● Source document:
** BEGIN **

Tag Archives: development

Role-Playing Games and Leveling Up – Day 2

It’s almost midnight.

Gotta get this post done before tomorrow.
So I can write one for tomorrow too.

 

Let’s pick up where we left off! Yesterday, I finished off by detailing some decisions the player could make regarding his character. He’s only five and hasn’t used a bow before. He knows how they work, of course, but it’s going to take some practice to get going. So, the player heads out to the back yard and starts looking from something to shoot. Maybe there’s a scare crow to serve as a target for them. We can make the young character’s learning experience a bit more novel, show him struggling to get the basics of using the bow the first few times.
Maybe he isn’t strong enough and can’t get the string drawn enough to propel the arrow to the target, or he’s unsteady and can’t aim well. Whatever the case, we can start the player’s understanding of their character here to give a broader contrast to how he will be after he has developed more. Use of a very heavy shift between two extremes in the game can give a sharp contrast and help to make the player feel more accomplished, like they actually did something.

So, the young boy is almost a mighty warrior, right? He’s getting there, for sure. Yesterday, I mentioned using events that are less-than-desirable to create a more memorable experience for the player. I demonstrated the smaller end of that spectrum, but I think we can touch on the very opposite of it today.

Let’s fast forward a bit. The player is a few hours into the game and his character has aged a few years, to represent the amount of learning and work the player has put in. One day, game-father asks the player’s character if he’d like to learn how to hunt. Heading out into the woods, game-dad starts talking about animal tracks and spoor, showing the player how to spot these things on the ground. To support this, animals would leave tracks and other markings behind. Supporting this character’s instruction with actual mechanics will go a long ways to tying the whole experience together.

** END **

● Dataset rows:
** BEGIN **

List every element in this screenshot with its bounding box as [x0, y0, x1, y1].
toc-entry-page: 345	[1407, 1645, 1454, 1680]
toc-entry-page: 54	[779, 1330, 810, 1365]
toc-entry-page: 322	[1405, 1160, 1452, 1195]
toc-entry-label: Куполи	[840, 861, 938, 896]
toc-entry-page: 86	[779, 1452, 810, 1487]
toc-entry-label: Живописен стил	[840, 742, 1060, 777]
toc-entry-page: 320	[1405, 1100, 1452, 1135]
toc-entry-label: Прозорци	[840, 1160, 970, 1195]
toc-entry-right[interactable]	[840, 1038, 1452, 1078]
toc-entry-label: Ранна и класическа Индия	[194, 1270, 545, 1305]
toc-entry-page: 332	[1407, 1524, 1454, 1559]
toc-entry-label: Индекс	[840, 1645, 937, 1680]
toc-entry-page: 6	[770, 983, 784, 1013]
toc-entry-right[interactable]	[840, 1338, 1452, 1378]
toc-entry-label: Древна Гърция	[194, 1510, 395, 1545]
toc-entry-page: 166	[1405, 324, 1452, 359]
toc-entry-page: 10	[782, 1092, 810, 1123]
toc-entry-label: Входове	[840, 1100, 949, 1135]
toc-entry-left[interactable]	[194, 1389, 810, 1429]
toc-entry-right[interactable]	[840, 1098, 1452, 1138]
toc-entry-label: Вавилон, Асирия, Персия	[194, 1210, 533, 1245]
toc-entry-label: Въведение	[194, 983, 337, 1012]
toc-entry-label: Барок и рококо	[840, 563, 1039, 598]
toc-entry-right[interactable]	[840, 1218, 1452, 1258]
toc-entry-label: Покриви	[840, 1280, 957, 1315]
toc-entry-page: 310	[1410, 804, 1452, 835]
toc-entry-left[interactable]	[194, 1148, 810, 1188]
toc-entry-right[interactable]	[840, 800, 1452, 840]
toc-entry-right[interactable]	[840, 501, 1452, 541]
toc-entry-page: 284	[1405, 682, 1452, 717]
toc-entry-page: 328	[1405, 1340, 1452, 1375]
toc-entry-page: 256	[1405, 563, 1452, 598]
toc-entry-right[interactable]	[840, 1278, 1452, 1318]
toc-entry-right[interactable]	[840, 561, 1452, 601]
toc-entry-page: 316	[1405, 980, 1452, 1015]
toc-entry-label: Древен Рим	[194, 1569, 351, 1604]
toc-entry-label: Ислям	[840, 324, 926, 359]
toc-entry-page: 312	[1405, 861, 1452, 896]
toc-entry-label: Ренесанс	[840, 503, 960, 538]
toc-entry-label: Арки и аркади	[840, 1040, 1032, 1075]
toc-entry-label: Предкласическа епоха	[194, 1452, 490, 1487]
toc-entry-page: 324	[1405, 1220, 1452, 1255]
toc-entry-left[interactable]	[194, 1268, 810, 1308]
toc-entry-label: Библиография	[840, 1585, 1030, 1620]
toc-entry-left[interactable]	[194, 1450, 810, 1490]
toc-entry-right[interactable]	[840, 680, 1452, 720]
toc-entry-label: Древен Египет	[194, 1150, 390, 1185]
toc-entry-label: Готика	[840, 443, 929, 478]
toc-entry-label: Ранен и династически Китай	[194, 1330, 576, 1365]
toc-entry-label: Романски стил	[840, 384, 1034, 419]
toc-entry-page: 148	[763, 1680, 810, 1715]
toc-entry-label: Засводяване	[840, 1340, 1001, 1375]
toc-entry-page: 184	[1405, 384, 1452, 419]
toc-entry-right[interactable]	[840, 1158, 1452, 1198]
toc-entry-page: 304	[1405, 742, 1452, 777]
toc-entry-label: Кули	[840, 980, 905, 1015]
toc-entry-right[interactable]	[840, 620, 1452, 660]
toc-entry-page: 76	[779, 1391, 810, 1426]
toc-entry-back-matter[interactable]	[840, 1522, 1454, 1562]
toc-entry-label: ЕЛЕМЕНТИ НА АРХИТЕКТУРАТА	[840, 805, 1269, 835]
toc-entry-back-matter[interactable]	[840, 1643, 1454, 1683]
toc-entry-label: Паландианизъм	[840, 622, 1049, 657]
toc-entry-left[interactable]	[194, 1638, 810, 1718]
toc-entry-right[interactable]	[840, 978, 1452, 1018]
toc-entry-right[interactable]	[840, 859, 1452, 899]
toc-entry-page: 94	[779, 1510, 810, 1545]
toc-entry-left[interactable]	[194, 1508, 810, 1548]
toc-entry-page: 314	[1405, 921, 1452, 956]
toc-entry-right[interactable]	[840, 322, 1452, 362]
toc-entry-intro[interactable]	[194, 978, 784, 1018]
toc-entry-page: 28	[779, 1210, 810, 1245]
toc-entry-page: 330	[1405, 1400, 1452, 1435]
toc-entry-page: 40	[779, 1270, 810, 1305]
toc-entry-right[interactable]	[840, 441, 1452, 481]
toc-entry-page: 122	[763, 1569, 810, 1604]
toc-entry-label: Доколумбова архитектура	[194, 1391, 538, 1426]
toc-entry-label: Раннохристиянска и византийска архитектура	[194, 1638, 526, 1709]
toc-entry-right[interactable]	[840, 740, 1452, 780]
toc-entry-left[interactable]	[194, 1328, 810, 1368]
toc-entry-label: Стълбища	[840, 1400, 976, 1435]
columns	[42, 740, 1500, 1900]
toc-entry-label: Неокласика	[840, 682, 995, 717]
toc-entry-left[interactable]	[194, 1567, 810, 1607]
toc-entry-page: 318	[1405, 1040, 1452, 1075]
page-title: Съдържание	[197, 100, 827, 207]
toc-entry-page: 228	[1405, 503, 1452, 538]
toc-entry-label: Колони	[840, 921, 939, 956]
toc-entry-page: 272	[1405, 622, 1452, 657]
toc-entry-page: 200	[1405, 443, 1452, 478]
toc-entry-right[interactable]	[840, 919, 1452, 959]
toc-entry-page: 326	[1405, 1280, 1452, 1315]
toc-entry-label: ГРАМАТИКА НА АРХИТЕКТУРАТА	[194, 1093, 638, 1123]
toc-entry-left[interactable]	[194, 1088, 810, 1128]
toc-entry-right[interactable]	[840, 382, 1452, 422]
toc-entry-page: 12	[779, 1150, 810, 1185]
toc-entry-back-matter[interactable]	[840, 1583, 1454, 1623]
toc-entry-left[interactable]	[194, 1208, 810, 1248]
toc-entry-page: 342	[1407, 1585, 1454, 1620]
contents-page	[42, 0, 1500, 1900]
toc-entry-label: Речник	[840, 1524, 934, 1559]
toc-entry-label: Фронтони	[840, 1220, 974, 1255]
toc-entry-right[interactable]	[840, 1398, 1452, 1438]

** END **

● Challenge 1: In the post on role-playing games, how old is the player's character when he first tries using a bow?
● Challenge 2: Rewrite the entries, starting at their first line and ending at the line that contains "1450, 810, 1490]", with "toc-entry-page" replaced by "toc-page-number" and everything else left unchanged.

● Written answer 1: He is five.

● Written answer 2:
List every element in this screenshot with its bounding box as [x0, y0, x1, y1].
toc-page-number: 345	[1407, 1645, 1454, 1680]
toc-page-number: 54	[779, 1330, 810, 1365]
toc-page-number: 322	[1405, 1160, 1452, 1195]
toc-entry-label: Куполи	[840, 861, 938, 896]
toc-page-number: 86	[779, 1452, 810, 1487]
toc-entry-label: Живописен стил	[840, 742, 1060, 777]
toc-page-number: 320	[1405, 1100, 1452, 1135]
toc-entry-label: Прозорци	[840, 1160, 970, 1195]
toc-entry-right[interactable]	[840, 1038, 1452, 1078]
toc-entry-label: Ранна и класическа Индия	[194, 1270, 545, 1305]
toc-page-number: 332	[1407, 1524, 1454, 1559]
toc-entry-label: Индекс	[840, 1645, 937, 1680]
toc-page-number: 6	[770, 983, 784, 1013]
toc-entry-right[interactable]	[840, 1338, 1452, 1378]
toc-entry-label: Древна Гърция	[194, 1510, 395, 1545]
toc-page-number: 166	[1405, 324, 1452, 359]
toc-page-number: 10	[782, 1092, 810, 1123]
toc-entry-label: Входове	[840, 1100, 949, 1135]
toc-entry-left[interactable]	[194, 1389, 810, 1429]
toc-entry-right[interactable]	[840, 1098, 1452, 1138]
toc-entry-label: Вавилон, Асирия, Персия	[194, 1210, 533, 1245]
toc-entry-label: Въведение	[194, 983, 337, 1012]
toc-entry-label: Барок и рококо	[840, 563, 1039, 598]
toc-entry-right[interactable]	[840, 1218, 1452, 1258]
toc-entry-label: Покриви	[840, 1280, 957, 1315]
toc-page-number: 310	[1410, 804, 1452, 835]
toc-entry-left[interactable]	[194, 1148, 810, 1188]
toc-entry-right[interactable]	[840, 800, 1452, 840]
toc-entry-right[interactable]	[840, 501, 1452, 541]
toc-page-number: 284	[1405, 682, 1452, 717]
toc-page-number: 328	[1405, 1340, 1452, 1375]
toc-page-number: 256	[1405, 563, 1452, 598]
toc-entry-right[interactable]	[840, 1278, 1452, 1318]
toc-entry-right[interactable]	[840, 561, 1452, 601]
toc-page-number: 316	[1405, 980, 1452, 1015]
toc-entry-label: Древен Рим	[194, 1569, 351, 1604]
toc-entry-label: Ислям	[840, 324, 926, 359]
toc-page-number: 312	[1405, 861, 1452, 896]
toc-entry-label: Ренесанс	[840, 503, 960, 538]
toc-entry-label: Арки и аркади	[840, 1040, 1032, 1075]
toc-entry-label: Предкласическа епоха	[194, 1452, 490, 1487]
toc-page-number: 324	[1405, 1220, 1452, 1255]
toc-entry-left[interactable]	[194, 1268, 810, 1308]
toc-entry-label: Библиография	[840, 1585, 1030, 1620]
toc-entry-left[interactable]	[194, 1450, 810, 1490]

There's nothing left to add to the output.